◆ **Records for this task**:
(begin)

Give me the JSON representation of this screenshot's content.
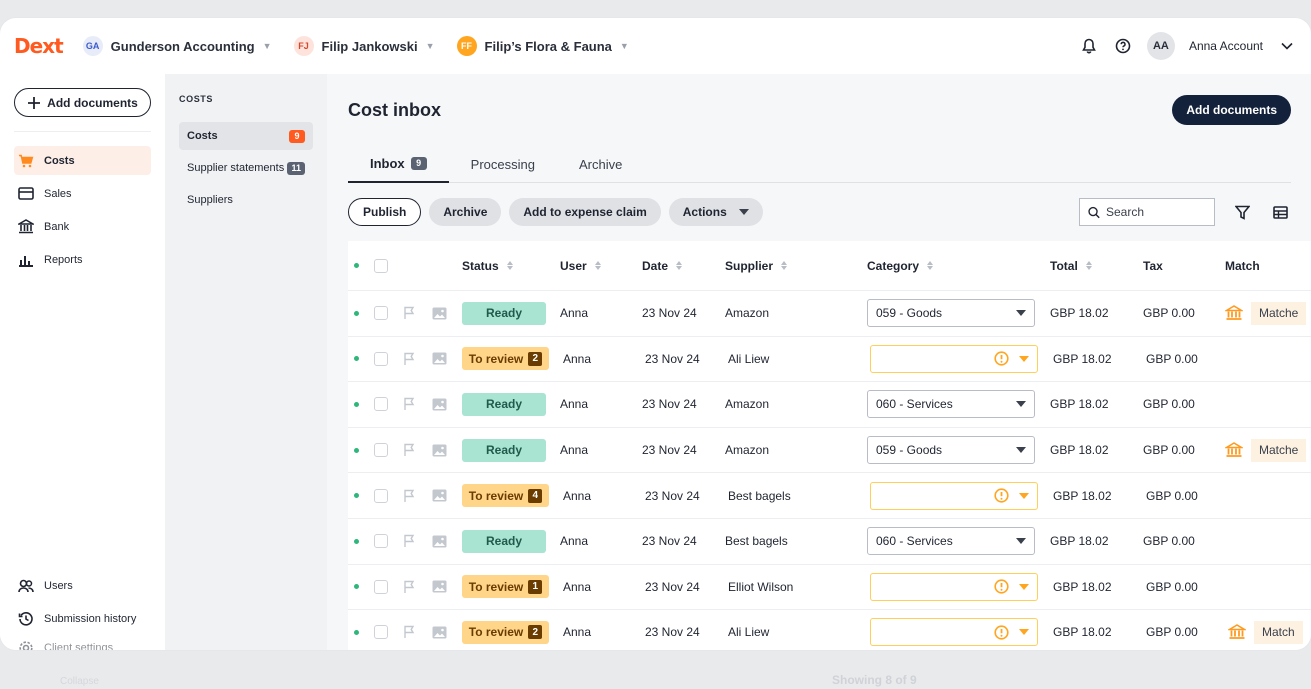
{
  "brand": {
    "logo": "Dext"
  },
  "breadcrumbs": [
    {
      "initials": "GA",
      "label": "Gunderson Accounting"
    },
    {
      "initials": "FJ",
      "label": "Filip Jankowski"
    },
    {
      "initials": "FF",
      "label": "Filip’s Flora & Fauna"
    }
  ],
  "account": {
    "initials": "AA",
    "name": "Anna Account"
  },
  "leftnav": {
    "add_documents": "Add documents",
    "items": [
      "Costs",
      "Sales",
      "Bank",
      "Reports"
    ],
    "bottom": [
      "Users",
      "Submission history",
      "Client settings"
    ]
  },
  "subnav": {
    "title": "COSTS",
    "items": [
      {
        "label": "Costs",
        "count": "9"
      },
      {
        "label": "Supplier statements",
        "count": "11"
      },
      {
        "label": "Suppliers",
        "count": ""
      }
    ]
  },
  "main": {
    "title": "Cost inbox",
    "add_documents": "Add documents",
    "tabs": [
      {
        "label": "Inbox",
        "count": "9"
      },
      {
        "label": "Processing",
        "count": ""
      },
      {
        "label": "Archive",
        "count": ""
      }
    ],
    "actions": {
      "publish": "Publish",
      "archive": "Archive",
      "expense": "Add to expense claim",
      "actions": "Actions"
    },
    "search_placeholder": "Search",
    "columns": {
      "status": "Status",
      "user": "User",
      "date": "Date",
      "supplier": "Supplier",
      "category": "Category",
      "total": "Total",
      "tax": "Tax",
      "match": "Match"
    },
    "rows": [
      {
        "status": "Ready",
        "review": "",
        "user": "Anna",
        "date": "23 Nov 24",
        "supplier": "Amazon",
        "category": "059 - Goods",
        "total": "GBP 18.02",
        "tax": "GBP 0.00",
        "match": "Matche"
      },
      {
        "status": "To review",
        "review": "2",
        "user": "Anna",
        "date": "23 Nov 24",
        "supplier": "Ali Liew",
        "category": "",
        "total": "GBP 18.02",
        "tax": "GBP 0.00",
        "match": ""
      },
      {
        "status": "Ready",
        "review": "",
        "user": "Anna",
        "date": "23 Nov 24",
        "supplier": "Amazon",
        "category": "060 - Services",
        "total": "GBP 18.02",
        "tax": "GBP 0.00",
        "match": ""
      },
      {
        "status": "Ready",
        "review": "",
        "user": "Anna",
        "date": "23 Nov 24",
        "supplier": "Amazon",
        "category": "059 - Goods",
        "total": "GBP 18.02",
        "tax": "GBP 0.00",
        "match": "Matche"
      },
      {
        "status": "To review",
        "review": "4",
        "user": "Anna",
        "date": "23 Nov 24",
        "supplier": "Best bagels",
        "category": "",
        "total": "GBP 18.02",
        "tax": "GBP 0.00",
        "match": ""
      },
      {
        "status": "Ready",
        "review": "",
        "user": "Anna",
        "date": "23 Nov 24",
        "supplier": "Best bagels",
        "category": "060 - Services",
        "total": "GBP 18.02",
        "tax": "GBP 0.00",
        "match": ""
      },
      {
        "status": "To review",
        "review": "1",
        "user": "Anna",
        "date": "23 Nov 24",
        "supplier": "Elliot Wilson",
        "category": "",
        "total": "GBP 18.02",
        "tax": "GBP 0.00",
        "match": ""
      },
      {
        "status": "To review",
        "review": "2",
        "user": "Anna",
        "date": "23 Nov 24",
        "supplier": "Ali Liew",
        "category": "",
        "total": "GBP 18.02",
        "tax": "GBP 0.00",
        "match": "Match"
      }
    ],
    "footer": "Showing 8 of 9",
    "collapse": "Collapse"
  },
  "colors": {
    "brand": "#ff5a1f",
    "ready": "#a9e4d3",
    "review": "#ffd58a",
    "dark": "#13213b"
  }
}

(end)

◆ **What you have to do**: Restate the data above word for word. Do not include the images.

◆ **Solution for this problem**:
Give me the JSON representation of this screenshot's content.
{
  "brand": {
    "logo": "Dext"
  },
  "breadcrumbs": [
    {
      "initials": "GA",
      "label": "Gunderson Accounting"
    },
    {
      "initials": "FJ",
      "label": "Filip Jankowski"
    },
    {
      "initials": "FF",
      "label": "Filip’s Flora & Fauna"
    }
  ],
  "account": {
    "initials": "AA",
    "name": "Anna Account"
  },
  "leftnav": {
    "add_documents": "Add documents",
    "items": [
      "Costs",
      "Sales",
      "Bank",
      "Reports"
    ],
    "bottom": [
      "Users",
      "Submission history",
      "Client settings"
    ]
  },
  "subnav": {
    "title": "COSTS",
    "items": [
      {
        "label": "Costs",
        "count": "9"
      },
      {
        "label": "Supplier statements",
        "count": "11"
      },
      {
        "label": "Suppliers",
        "count": ""
      }
    ]
  },
  "main": {
    "title": "Cost inbox",
    "add_documents": "Add documents",
    "tabs": [
      {
        "label": "Inbox",
        "count": "9"
      },
      {
        "label": "Processing",
        "count": ""
      },
      {
        "label": "Archive",
        "count": ""
      }
    ],
    "actions": {
      "publish": "Publish",
      "archive": "Archive",
      "expense": "Add to expense claim",
      "actions": "Actions"
    },
    "search_placeholder": "Search",
    "columns": {
      "status": "Status",
      "user": "User",
      "date": "Date",
      "supplier": "Supplier",
      "category": "Category",
      "total": "Total",
      "tax": "Tax",
      "match": "Match"
    },
    "rows": [
      {
        "status": "Ready",
        "review": "",
        "user": "Anna",
        "date": "23 Nov 24",
        "supplier": "Amazon",
        "category": "059 - Goods",
        "total": "GBP 18.02",
        "tax": "GBP 0.00",
        "match": "Matche"
      },
      {
        "status": "To review",
        "review": "2",
        "user": "Anna",
        "date": "23 Nov 24",
        "supplier": "Ali Liew",
        "category": "",
        "total": "GBP 18.02",
        "tax": "GBP 0.00",
        "match": ""
      },
      {
        "status": "Ready",
        "review": "",
        "user": "Anna",
        "date": "23 Nov 24",
        "supplier": "Amazon",
        "category": "060 - Services",
        "total": "GBP 18.02",
        "tax": "GBP 0.00",
        "match": ""
      },
      {
        "status": "Ready",
        "review": "",
        "user": "Anna",
        "date": "23 Nov 24",
        "supplier": "Amazon",
        "category": "059 - Goods",
        "total": "GBP 18.02",
        "tax": "GBP 0.00",
        "match": "Matche"
      },
      {
        "status": "To review",
        "review": "4",
        "user": "Anna",
        "date": "23 Nov 24",
        "supplier": "Best bagels",
        "category": "",
        "total": "GBP 18.02",
        "tax": "GBP 0.00",
        "match": ""
      },
      {
        "status": "Ready",
        "review": "",
        "user": "Anna",
        "date": "23 Nov 24",
        "supplier": "Best bagels",
        "category": "060 - Services",
        "total": "GBP 18.02",
        "tax": "GBP 0.00",
        "match": ""
      },
      {
        "status": "To review",
        "review": "1",
        "user": "Anna",
        "date": "23 Nov 24",
        "supplier": "Elliot Wilson",
        "category": "",
        "total": "GBP 18.02",
        "tax": "GBP 0.00",
        "match": ""
      },
      {
        "status": "To review",
        "review": "2",
        "user": "Anna",
        "date": "23 Nov 24",
        "supplier": "Ali Liew",
        "category": "",
        "total": "GBP 18.02",
        "tax": "GBP 0.00",
        "match": "Match"
      }
    ],
    "footer": "Showing 8 of 9",
    "collapse": "Collapse"
  },
  "colors": {
    "brand": "#ff5a1f",
    "ready": "#a9e4d3",
    "review": "#ffd58a",
    "dark": "#13213b"
  }
}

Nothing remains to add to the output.